WHAT IS NEEDED: Only a number is wanted here: the count of lines in the entries below that contain the word "tablespoons".

GIVEN RECORDS:

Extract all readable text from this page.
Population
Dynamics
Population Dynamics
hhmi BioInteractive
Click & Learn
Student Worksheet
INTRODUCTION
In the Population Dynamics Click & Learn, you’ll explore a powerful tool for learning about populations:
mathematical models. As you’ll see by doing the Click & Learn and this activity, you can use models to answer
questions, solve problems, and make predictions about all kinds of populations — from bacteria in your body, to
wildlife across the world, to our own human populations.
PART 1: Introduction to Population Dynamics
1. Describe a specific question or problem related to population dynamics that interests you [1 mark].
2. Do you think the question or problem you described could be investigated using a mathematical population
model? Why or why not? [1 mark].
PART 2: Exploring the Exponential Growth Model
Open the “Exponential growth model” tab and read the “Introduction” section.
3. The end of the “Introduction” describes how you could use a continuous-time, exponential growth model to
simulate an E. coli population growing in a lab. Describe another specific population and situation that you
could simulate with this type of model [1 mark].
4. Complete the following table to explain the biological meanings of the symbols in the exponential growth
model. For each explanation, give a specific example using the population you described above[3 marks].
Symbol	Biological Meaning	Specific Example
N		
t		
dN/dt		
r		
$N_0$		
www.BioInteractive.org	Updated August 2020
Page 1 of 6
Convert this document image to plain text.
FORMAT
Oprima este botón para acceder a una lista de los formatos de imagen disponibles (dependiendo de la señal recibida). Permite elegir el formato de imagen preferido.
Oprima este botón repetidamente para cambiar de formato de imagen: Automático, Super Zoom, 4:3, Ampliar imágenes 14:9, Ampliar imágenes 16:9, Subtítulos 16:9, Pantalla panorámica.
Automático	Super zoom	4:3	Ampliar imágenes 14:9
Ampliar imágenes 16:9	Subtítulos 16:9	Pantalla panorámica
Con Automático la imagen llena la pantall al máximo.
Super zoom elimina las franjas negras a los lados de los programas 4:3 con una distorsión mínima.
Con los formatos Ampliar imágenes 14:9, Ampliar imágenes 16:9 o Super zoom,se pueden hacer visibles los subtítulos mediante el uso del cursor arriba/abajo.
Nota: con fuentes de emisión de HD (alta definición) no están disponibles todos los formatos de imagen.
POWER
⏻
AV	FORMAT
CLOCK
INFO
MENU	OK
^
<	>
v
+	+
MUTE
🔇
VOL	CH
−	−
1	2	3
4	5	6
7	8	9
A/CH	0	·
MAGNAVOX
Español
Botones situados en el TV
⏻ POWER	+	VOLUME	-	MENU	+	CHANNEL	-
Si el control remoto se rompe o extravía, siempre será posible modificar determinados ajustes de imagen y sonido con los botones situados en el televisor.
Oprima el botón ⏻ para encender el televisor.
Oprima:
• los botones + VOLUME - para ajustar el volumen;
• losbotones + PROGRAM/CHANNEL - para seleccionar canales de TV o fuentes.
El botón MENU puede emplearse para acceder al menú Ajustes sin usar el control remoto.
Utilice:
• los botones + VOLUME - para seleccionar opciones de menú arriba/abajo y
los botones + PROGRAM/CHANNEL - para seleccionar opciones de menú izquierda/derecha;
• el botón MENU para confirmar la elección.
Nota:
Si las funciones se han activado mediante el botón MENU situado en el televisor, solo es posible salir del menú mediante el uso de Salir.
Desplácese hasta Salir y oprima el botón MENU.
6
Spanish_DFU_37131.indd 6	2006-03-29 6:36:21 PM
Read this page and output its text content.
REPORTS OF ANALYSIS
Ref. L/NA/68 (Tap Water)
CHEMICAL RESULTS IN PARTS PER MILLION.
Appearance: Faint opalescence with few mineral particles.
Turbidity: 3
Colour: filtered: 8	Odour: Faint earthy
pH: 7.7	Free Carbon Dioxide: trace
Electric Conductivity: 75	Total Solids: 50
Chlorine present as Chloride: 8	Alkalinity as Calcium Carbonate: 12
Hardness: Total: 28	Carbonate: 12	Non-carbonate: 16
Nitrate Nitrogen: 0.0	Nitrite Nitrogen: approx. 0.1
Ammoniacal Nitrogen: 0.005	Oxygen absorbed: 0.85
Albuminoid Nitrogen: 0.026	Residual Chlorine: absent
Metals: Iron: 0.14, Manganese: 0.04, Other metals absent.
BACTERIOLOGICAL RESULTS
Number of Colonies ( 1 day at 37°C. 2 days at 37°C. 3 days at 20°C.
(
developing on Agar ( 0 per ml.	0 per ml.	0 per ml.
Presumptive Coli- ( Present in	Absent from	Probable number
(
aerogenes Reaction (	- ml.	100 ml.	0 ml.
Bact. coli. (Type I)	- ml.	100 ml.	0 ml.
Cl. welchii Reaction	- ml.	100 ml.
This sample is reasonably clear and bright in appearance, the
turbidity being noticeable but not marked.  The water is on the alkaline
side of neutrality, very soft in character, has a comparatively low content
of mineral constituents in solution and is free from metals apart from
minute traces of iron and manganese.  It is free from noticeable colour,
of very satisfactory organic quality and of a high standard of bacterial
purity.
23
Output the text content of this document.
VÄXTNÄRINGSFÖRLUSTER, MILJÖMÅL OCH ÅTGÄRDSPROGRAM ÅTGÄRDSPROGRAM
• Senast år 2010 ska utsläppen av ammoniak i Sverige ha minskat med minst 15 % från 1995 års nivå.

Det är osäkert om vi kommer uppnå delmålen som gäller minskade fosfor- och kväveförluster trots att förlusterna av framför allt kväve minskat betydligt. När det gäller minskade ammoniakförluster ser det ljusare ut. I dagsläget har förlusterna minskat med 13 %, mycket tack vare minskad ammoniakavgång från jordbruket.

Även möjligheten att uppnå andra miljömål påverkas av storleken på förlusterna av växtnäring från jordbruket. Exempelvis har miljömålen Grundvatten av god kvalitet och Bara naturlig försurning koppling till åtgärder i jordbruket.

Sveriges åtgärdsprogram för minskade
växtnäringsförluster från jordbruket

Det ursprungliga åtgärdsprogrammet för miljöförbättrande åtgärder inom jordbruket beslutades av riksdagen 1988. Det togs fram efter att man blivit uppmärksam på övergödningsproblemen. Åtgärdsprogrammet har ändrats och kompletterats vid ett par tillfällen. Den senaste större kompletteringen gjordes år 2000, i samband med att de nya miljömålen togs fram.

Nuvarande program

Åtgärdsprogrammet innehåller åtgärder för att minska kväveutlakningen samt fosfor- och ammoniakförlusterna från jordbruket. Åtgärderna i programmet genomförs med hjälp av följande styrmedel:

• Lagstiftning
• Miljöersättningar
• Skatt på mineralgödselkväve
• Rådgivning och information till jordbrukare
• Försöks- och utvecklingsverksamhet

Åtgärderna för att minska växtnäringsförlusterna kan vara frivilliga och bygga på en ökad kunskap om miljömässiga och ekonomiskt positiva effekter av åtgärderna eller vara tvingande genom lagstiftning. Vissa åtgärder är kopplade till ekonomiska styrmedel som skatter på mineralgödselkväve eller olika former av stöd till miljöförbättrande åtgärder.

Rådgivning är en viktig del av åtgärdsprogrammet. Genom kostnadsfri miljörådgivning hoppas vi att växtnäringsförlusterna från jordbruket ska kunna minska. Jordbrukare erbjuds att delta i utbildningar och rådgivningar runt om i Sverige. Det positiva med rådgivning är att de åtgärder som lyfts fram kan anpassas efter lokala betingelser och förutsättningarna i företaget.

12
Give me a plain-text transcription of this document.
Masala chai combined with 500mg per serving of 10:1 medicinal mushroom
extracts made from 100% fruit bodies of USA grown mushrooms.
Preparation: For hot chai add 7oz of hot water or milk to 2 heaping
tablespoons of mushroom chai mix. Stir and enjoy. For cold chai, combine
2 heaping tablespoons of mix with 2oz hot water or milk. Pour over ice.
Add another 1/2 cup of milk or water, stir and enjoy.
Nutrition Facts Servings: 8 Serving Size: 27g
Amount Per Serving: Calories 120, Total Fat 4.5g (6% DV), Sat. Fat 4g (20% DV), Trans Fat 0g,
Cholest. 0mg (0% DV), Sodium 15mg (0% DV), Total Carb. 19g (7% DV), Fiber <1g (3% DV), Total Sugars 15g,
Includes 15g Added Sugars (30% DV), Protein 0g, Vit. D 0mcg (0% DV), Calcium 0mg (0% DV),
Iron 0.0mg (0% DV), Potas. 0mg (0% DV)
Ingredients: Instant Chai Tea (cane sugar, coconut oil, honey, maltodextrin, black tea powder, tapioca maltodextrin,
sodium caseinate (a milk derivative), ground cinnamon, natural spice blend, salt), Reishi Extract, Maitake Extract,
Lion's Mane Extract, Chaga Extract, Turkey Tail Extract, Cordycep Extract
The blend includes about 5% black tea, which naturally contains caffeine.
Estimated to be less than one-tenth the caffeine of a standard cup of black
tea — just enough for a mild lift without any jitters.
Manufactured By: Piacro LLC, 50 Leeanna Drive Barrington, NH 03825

RESPONSE: 2